## Records excerpted from a collection
******

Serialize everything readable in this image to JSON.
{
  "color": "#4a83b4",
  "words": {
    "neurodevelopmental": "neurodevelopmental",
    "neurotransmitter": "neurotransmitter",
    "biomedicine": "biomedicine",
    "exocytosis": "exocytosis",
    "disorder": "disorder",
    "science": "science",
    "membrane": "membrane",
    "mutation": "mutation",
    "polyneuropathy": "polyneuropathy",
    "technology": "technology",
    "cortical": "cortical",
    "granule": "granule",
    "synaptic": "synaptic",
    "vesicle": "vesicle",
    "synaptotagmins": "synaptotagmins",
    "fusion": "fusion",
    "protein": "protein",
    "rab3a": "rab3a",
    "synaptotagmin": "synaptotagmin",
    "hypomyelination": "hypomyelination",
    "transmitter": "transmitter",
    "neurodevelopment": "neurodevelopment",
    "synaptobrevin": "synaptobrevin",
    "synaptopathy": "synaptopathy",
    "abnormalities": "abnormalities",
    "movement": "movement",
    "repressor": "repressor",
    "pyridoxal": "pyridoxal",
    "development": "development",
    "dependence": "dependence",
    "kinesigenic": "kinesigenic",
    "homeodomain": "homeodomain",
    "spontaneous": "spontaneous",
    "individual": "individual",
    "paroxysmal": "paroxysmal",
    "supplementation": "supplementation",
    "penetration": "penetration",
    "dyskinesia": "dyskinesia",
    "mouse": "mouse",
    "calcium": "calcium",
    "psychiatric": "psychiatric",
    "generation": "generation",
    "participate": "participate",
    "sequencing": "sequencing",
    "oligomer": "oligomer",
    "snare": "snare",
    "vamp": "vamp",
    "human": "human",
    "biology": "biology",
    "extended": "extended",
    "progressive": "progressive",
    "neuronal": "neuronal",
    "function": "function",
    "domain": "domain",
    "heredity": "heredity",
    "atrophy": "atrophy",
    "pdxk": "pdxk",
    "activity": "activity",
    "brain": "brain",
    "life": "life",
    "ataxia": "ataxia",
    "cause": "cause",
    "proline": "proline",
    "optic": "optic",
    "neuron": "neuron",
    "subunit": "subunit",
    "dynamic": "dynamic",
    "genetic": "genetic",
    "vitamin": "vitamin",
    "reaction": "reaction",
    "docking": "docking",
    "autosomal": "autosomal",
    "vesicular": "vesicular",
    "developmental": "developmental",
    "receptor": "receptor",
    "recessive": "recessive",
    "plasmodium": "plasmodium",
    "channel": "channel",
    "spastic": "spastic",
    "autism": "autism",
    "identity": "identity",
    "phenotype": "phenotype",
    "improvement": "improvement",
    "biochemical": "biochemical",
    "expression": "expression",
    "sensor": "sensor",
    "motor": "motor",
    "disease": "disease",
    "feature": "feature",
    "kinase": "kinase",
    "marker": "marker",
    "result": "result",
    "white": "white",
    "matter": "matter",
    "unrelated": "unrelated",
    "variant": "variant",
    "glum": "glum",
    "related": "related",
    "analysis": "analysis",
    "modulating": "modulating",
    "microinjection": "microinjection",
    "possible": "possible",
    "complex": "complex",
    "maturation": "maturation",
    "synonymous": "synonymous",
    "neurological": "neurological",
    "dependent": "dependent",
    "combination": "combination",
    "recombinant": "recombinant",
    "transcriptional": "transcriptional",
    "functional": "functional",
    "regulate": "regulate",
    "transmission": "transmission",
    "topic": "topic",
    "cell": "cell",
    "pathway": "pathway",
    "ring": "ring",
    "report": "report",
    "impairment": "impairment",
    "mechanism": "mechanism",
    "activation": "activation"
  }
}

******

## EXERCISE INSTRUCTIONS
Each record needs to be given again exactly.

## RESULT OF THIS TASK
Serialize everything readable in this image to JSON.
{
  "color": "#4a83b4",
  "words": {
    "neurodevelopmental": "neurodevelopmental",
    "neurotransmitter": "neurotransmitter",
    "biomedicine": "biomedicine",
    "exocytosis": "exocytosis",
    "disorder": "disorder",
    "science": "science",
    "membrane": "membrane",
    "mutation": "mutation",
    "polyneuropathy": "polyneuropathy",
    "technology": "technology",
    "cortical": "cortical",
    "granule": "granule",
    "synaptic": "synaptic",
    "vesicle": "vesicle",
    "synaptotagmins": "synaptotagmins",
    "fusion": "fusion",
    "protein": "protein",
    "rab3a": "rab3a",
    "synaptotagmin": "synaptotagmin",
    "hypomyelination": "hypomyelination",
    "transmitter": "transmitter",
    "neurodevelopment": "neurodevelopment",
    "synaptobrevin": "synaptobrevin",
    "synaptopathy": "synaptopathy",
    "abnormalities": "abnormalities",
    "movement": "movement",
    "repressor": "repressor",
    "pyridoxal": "pyridoxal",
    "development": "development",
    "dependence": "dependence",
    "kinesigenic": "kinesigenic",
    "homeodomain": "homeodomain",
    "spontaneous": "spontaneous",
    "individual": "individual",
    "paroxysmal": "paroxysmal",
    "supplementation": "supplementation",
    "penetration": "penetration",
    "dyskinesia": "dyskinesia",
    "mouse": "mouse",
    "calcium": "calcium",
    "psychiatric": "psychiatric",
    "generation": "generation",
    "participate": "participate",
    "sequencing": "sequencing",
    "oligomer": "oligomer",
    "snare": "snare",
    "vamp": "vamp",
    "human": "human",
    "biology": "biology",
    "extended": "extended",
    "progressive": "progressive",
    "neuronal": "neuronal",
    "function": "function",
    "domain": "domain",
    "heredity": "heredity",
    "atrophy": "atrophy",
    "pdxk": "pdxk",
    "activity": "activity",
    "brain": "brain",
    "life": "life",
    "ataxia": "ataxia",
    "cause": "cause",
    "proline": "proline",
    "optic": "optic",
    "neuron": "neuron",
    "subunit": "subunit",
    "dynamic": "dynamic",
    "genetic": "genetic",
    "vitamin": "vitamin",
    "reaction": "reaction",
    "docking": "docking",
    "autosomal": "autosomal",
    "vesicular": "vesicular",
    "developmental": "developmental",
    "receptor": "receptor",
    "recessive": "recessive",
    "plasmodium": "plasmodium",
    "channel": "channel",
    "spastic": "spastic",
    "autism": "autism",
    "identity": "identity",
    "phenotype": "phenotype",
    "improvement": "improvement",
    "biochemical": "biochemical",
    "expression": "expression",
    "sensor": "sensor",
    "motor": "motor",
    "disease": "disease",
    "feature": "feature",
    "kinase": "kinase",
    "marker": "marker",
    "result": "result",
    "white": "white",
    "matter": "matter",
    "unrelated": "unrelated",
    "variant": "variant",
    "glum": "glum",
    "related": "related",
    "analysis": "analysis",
    "modulating": "modulating",
    "microinjection": "microinjection",
    "possible": "possible",
    "complex": "complex",
    "maturation": "maturation",
    "synonymous": "synonymous",
    "neurological": "neurological",
    "dependent": "dependent",
    "combination": "combination",
    "recombinant": "recombinant",
    "transcriptional": "transcriptional",
    "functional": "functional",
    "regulate": "regulate",
    "transmission": "transmission",
    "topic": "topic",
    "cell": "cell",
    "pathway": "pathway",
    "ring": "ring",
    "report": "report",
    "impairment": "impairment",
    "mechanism": "mechanism",
    "activation": "activation"
  }
}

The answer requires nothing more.